____ Data supplied
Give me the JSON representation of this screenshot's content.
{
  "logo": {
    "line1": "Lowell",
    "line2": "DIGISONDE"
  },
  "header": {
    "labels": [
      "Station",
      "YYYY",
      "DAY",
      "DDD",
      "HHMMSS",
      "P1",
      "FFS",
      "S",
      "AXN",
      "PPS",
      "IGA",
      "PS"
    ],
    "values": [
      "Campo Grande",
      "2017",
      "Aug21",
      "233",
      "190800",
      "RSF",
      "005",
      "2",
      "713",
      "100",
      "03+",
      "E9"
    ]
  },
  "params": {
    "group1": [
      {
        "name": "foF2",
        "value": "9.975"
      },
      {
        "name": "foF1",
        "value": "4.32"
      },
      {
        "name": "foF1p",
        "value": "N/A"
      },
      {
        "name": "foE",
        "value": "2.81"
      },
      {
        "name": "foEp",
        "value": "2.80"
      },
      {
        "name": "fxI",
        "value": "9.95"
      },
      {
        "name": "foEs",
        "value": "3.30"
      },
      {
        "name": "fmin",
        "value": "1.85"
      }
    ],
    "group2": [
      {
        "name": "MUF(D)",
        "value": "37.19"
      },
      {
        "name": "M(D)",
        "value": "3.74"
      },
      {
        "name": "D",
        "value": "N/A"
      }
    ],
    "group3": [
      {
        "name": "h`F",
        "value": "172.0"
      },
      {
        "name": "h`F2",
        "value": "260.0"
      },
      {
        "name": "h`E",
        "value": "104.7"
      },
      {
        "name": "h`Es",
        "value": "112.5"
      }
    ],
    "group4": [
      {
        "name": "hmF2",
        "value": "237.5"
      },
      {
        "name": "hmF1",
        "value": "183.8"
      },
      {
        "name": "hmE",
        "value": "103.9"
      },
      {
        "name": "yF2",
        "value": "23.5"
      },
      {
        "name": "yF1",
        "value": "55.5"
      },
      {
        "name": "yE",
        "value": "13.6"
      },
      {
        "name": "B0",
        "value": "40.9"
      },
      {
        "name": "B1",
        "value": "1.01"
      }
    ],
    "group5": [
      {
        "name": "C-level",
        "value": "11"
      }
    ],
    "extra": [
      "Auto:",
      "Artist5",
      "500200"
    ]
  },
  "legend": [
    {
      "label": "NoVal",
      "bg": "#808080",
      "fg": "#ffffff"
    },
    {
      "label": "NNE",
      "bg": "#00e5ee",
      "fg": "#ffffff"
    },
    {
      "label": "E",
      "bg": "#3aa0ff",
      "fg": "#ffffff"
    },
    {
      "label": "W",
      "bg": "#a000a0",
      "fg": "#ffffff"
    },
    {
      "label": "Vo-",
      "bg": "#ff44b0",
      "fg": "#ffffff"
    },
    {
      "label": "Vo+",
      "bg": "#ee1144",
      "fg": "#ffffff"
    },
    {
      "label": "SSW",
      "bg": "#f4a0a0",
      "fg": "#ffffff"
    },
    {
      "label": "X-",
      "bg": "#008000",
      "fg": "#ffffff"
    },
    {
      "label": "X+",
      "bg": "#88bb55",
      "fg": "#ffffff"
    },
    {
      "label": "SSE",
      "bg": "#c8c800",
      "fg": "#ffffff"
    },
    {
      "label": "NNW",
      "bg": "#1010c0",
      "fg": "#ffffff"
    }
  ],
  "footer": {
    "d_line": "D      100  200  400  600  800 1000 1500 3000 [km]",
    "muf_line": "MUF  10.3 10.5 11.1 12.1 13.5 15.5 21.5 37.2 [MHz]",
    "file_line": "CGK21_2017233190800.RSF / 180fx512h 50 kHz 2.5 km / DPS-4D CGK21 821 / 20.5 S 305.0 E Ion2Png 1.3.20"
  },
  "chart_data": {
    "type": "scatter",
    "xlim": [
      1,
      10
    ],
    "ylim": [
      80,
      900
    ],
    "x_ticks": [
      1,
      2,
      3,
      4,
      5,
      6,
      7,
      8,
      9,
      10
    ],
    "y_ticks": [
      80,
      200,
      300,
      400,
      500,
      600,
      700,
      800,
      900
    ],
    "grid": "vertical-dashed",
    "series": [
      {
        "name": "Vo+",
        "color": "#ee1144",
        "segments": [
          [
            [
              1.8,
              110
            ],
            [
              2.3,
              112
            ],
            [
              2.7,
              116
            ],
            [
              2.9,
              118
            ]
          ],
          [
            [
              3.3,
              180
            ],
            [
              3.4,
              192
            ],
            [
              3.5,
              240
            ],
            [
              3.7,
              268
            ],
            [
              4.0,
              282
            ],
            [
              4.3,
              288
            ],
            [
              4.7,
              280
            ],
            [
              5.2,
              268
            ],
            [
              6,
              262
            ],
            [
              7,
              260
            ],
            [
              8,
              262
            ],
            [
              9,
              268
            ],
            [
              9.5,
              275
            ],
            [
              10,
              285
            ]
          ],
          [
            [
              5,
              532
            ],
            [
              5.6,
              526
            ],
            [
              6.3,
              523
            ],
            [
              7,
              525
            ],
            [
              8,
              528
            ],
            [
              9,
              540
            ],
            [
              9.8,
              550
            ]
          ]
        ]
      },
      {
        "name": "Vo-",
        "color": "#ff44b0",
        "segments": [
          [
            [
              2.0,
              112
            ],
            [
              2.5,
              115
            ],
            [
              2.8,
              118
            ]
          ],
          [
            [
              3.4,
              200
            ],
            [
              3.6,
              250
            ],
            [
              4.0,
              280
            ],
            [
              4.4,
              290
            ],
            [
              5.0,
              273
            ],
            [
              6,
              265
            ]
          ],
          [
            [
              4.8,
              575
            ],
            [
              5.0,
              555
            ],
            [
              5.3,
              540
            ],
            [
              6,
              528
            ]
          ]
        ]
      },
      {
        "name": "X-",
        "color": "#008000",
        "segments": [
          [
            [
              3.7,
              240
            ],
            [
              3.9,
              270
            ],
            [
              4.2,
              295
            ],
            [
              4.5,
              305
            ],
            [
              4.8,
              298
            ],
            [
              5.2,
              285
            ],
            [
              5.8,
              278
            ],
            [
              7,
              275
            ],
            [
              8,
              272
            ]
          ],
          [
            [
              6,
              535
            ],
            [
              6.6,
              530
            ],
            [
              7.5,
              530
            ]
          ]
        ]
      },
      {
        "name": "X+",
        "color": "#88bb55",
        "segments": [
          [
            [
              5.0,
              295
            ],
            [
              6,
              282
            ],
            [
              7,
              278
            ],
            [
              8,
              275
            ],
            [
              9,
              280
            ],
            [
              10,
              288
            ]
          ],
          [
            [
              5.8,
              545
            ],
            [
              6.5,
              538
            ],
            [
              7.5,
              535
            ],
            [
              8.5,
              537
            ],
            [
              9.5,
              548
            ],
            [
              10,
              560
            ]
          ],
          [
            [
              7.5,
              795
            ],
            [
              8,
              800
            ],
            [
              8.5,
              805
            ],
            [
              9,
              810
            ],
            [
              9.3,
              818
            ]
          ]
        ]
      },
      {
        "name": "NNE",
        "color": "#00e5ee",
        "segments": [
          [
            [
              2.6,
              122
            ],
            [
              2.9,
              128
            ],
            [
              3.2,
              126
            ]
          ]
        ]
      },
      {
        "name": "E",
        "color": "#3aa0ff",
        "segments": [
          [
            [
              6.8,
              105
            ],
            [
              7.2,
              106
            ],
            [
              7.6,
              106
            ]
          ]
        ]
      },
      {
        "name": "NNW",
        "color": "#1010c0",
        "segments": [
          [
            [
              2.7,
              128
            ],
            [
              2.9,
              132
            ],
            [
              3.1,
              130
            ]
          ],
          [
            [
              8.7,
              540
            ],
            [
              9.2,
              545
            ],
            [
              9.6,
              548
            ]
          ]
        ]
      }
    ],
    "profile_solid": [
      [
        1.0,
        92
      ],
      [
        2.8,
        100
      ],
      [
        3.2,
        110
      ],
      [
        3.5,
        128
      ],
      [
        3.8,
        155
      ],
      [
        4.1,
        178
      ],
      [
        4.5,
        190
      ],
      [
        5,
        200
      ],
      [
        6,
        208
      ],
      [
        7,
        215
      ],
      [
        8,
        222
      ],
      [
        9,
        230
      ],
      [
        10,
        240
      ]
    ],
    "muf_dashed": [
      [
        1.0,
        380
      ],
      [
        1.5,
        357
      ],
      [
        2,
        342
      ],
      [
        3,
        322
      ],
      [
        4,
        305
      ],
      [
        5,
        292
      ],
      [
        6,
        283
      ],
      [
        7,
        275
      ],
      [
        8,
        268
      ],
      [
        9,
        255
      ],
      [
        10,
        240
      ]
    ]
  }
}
________
Aim: From the data, collect all lines where the string "color" appears.

The solution:
        "color": "#ee1144",
        "color": "#ff44b0",
        "color": "#008000",
        "color": "#88bb55",
        "color": "#00e5ee",
        "color": "#3aa0ff",
        "color": "#1010c0",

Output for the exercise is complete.